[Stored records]
^^^^

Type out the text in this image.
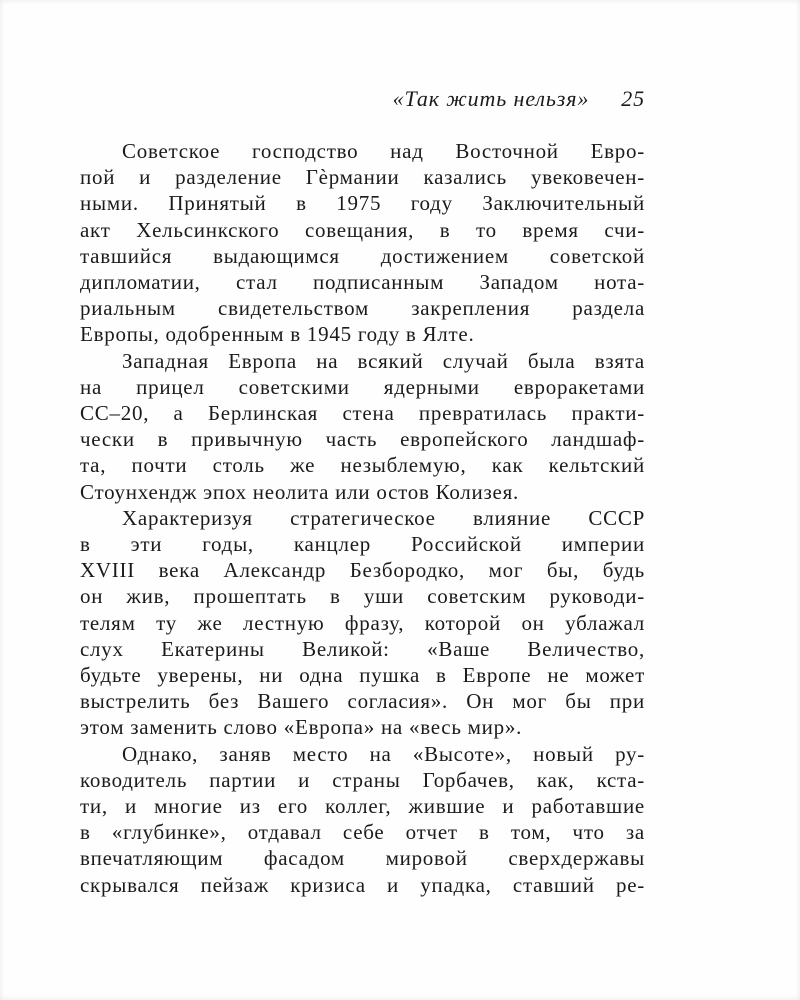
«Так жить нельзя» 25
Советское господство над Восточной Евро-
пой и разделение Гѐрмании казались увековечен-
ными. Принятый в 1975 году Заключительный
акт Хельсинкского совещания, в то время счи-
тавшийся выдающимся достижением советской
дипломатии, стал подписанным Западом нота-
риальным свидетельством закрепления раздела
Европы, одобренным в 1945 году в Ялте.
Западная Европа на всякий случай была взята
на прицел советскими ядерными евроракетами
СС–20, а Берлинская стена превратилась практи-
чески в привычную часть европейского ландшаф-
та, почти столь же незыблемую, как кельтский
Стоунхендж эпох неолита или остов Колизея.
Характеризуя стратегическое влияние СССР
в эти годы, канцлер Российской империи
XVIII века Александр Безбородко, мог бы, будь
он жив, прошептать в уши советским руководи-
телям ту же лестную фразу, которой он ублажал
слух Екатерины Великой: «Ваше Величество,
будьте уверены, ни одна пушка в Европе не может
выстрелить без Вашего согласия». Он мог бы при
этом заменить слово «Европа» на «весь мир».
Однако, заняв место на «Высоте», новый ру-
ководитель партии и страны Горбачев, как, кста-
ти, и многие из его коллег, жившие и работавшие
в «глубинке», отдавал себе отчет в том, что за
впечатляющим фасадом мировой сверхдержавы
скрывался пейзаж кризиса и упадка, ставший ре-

^^^^

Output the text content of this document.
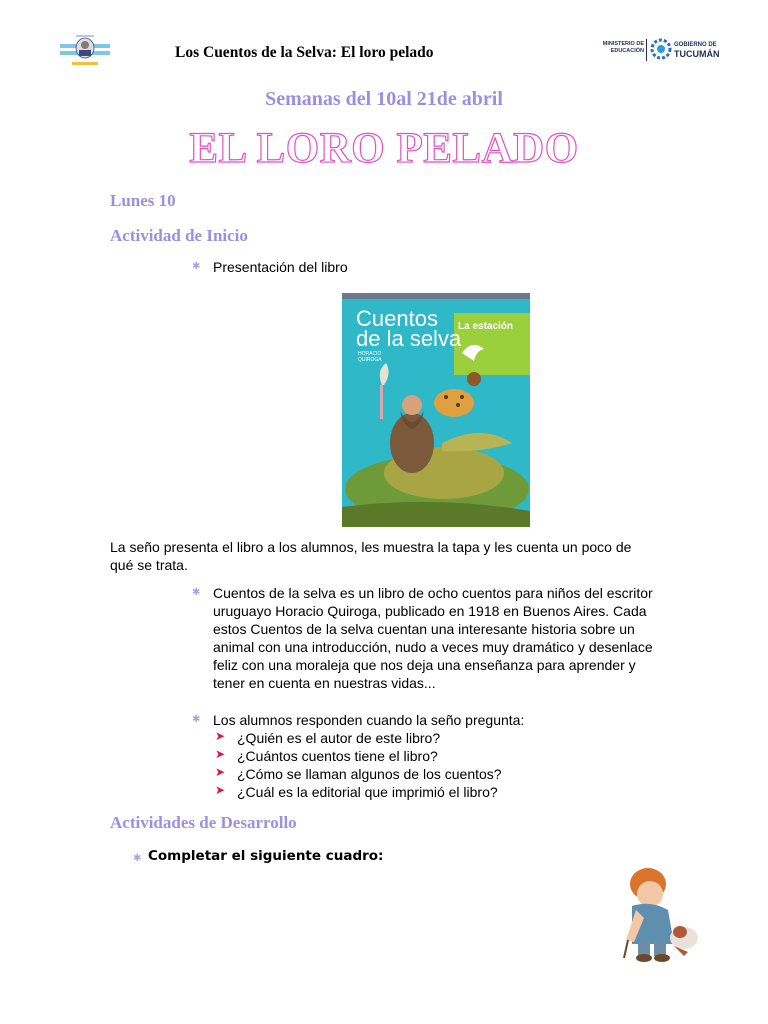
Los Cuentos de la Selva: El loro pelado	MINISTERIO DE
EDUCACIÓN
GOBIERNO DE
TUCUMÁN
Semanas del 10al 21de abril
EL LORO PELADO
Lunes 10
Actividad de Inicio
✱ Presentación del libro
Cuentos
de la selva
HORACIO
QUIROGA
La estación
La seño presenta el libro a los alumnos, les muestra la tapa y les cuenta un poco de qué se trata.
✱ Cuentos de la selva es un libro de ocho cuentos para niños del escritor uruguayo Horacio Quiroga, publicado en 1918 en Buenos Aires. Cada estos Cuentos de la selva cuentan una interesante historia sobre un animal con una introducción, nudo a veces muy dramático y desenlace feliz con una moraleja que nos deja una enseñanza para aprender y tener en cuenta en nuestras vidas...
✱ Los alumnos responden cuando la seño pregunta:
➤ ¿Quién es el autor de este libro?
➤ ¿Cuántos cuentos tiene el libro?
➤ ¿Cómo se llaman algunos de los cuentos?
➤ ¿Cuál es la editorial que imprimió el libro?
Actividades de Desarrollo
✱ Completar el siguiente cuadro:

^^^^

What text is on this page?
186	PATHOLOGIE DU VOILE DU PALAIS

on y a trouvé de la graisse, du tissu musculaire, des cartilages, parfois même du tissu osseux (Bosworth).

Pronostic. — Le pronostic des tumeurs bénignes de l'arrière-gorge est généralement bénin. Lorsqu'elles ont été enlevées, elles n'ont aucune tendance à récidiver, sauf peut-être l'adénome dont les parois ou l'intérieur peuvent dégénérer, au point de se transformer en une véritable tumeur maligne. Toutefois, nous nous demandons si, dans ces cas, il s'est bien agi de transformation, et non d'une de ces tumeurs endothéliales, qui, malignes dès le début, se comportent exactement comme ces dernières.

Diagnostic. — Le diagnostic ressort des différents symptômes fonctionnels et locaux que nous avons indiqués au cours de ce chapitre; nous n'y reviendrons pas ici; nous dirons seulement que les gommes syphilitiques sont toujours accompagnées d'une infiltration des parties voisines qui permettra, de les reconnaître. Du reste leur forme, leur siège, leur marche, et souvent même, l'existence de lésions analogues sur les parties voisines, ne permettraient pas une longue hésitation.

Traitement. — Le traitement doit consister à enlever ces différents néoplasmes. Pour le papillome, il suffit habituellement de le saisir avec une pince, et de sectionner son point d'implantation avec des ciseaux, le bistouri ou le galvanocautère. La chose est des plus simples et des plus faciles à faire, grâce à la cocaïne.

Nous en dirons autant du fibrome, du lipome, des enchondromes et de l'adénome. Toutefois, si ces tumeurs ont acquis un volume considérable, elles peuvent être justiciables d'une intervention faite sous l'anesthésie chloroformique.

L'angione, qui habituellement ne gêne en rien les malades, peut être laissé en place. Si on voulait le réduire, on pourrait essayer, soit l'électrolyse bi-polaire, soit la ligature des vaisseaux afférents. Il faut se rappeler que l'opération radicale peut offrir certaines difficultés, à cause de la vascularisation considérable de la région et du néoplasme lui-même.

^^^^

→ WRITTEN EXERCISE
Copy each line above where the string "seño" occurs.

→ CORRECT RESULT
La seño presenta el libro a los alumnos, les muestra la tapa y les cuenta un poco de qué se trata.
✱ Los alumnos responden cuando la seño pregunta:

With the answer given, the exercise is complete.